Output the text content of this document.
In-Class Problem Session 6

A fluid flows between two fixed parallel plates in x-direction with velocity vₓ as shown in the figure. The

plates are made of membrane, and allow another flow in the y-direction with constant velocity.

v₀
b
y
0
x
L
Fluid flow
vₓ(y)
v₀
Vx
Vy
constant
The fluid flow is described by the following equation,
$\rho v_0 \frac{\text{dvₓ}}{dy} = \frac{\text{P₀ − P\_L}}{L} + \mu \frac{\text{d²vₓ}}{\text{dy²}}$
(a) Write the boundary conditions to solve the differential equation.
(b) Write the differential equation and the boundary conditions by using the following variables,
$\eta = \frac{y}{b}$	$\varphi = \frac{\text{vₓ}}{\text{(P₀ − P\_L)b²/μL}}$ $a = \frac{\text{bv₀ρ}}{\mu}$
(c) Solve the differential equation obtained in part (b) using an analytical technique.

===============

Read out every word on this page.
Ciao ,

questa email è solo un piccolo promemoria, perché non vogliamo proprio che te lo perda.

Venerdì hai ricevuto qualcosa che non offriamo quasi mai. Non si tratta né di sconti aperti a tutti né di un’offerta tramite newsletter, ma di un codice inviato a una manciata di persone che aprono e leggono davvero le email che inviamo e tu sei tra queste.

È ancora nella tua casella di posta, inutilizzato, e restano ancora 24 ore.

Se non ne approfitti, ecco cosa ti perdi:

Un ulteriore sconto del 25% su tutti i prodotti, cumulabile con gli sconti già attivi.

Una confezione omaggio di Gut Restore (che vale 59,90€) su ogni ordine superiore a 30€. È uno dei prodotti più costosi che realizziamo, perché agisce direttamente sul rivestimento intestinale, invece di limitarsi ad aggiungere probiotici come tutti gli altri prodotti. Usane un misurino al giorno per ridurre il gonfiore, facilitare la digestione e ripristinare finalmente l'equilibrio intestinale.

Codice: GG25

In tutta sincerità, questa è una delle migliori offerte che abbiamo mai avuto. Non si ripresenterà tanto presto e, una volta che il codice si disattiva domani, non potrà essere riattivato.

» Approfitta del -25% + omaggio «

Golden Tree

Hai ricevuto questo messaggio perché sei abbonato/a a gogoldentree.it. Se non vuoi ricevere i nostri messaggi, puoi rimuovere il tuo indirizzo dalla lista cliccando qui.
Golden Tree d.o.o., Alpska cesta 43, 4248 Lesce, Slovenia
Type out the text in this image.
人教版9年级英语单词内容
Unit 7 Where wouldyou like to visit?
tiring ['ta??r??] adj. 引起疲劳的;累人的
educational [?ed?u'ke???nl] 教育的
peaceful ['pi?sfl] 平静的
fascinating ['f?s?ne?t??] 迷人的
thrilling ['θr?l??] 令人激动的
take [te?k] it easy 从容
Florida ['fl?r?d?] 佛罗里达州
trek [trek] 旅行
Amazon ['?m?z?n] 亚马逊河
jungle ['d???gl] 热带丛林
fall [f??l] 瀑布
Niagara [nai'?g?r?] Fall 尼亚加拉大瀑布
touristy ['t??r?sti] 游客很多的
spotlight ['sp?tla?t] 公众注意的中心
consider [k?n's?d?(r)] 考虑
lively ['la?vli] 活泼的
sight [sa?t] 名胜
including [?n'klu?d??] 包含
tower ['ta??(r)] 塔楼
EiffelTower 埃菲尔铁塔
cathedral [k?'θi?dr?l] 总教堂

===============

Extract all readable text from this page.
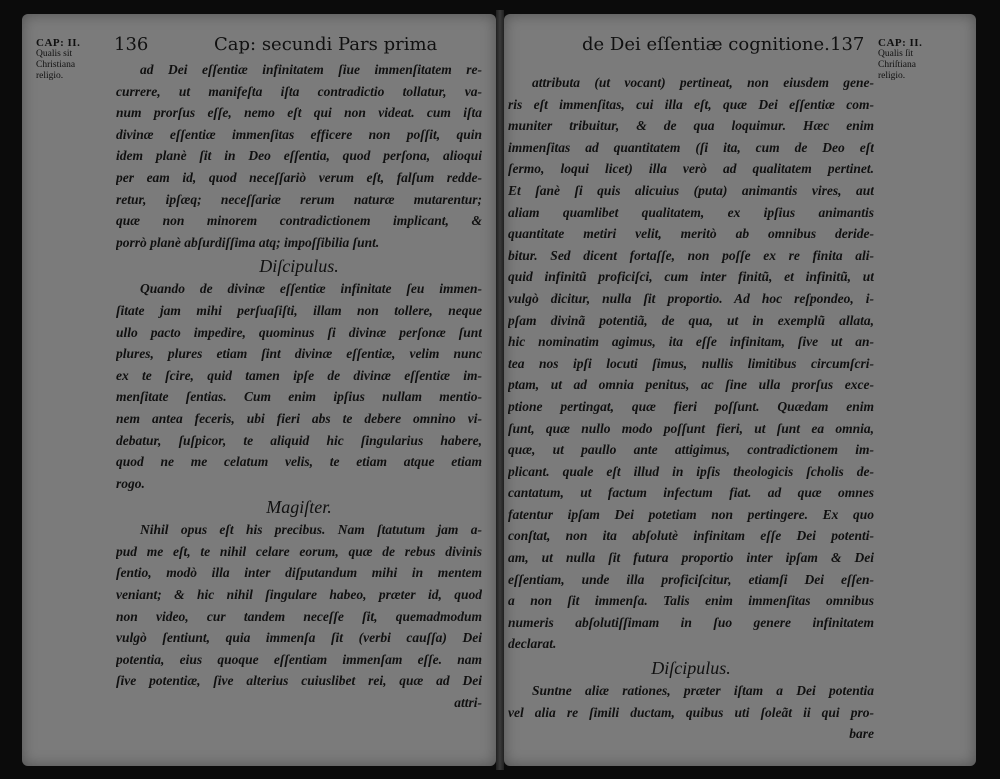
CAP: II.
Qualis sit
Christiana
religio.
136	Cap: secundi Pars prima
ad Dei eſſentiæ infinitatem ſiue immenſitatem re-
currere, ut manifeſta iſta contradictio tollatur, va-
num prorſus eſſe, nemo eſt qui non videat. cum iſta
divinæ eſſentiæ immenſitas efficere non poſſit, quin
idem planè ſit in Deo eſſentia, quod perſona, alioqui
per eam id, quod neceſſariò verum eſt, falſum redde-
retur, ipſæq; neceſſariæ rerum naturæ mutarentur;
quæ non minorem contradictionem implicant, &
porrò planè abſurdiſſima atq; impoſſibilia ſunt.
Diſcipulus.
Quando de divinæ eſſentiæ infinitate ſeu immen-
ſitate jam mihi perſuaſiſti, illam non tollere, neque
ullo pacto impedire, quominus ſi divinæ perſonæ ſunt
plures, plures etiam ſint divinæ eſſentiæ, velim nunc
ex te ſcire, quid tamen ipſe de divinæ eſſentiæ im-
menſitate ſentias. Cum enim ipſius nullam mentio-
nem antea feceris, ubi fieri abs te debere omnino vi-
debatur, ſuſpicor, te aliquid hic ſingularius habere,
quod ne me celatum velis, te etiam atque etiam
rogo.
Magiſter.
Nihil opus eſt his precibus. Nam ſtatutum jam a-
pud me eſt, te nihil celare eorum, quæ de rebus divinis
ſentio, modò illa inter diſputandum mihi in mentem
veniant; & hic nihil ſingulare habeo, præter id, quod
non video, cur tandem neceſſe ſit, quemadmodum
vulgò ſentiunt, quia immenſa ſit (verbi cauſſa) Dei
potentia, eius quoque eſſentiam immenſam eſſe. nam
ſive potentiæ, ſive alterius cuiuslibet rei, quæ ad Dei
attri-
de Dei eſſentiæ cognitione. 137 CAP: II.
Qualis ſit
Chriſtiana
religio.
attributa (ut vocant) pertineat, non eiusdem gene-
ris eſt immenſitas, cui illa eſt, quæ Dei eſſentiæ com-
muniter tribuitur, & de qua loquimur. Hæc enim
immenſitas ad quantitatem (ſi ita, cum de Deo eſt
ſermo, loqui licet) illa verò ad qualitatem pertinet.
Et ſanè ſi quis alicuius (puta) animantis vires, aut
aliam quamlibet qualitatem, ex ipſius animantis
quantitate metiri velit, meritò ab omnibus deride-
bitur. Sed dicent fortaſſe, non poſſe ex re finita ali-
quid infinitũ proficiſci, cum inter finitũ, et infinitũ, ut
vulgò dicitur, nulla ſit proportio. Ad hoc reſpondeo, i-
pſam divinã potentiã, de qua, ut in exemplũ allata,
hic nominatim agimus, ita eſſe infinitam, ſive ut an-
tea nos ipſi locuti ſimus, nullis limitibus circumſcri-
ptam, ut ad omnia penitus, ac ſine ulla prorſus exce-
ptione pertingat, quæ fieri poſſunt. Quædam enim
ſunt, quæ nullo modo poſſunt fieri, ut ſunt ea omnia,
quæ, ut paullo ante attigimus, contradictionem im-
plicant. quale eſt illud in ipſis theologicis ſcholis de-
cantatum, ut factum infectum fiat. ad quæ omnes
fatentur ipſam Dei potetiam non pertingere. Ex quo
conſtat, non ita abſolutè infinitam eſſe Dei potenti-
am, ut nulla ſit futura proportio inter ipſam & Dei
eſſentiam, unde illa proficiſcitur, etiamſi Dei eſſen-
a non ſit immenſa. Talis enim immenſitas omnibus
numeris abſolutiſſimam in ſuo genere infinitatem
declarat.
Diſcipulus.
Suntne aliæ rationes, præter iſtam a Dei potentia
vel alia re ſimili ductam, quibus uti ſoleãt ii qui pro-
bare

===============

**What is asked**
List all lines from the entries that include the word "ricevuto".

**Task result**
Venerdì hai ricevuto qualcosa che non offriamo quasi mai. Non si tratta né di sconti aperti a tutti né di un’offerta tramite newsletter, ma di un codice inviato a una manciata di persone che aprono e leggono davvero le email che inviamo e tu sei tra queste.
Hai ricevuto questo messaggio perché sei abbonato/a a gogoldentree.it. Se non vuoi ricevere i nostri messaggi, puoi rimuovere il tuo indirizzo dalla lista cliccando qui.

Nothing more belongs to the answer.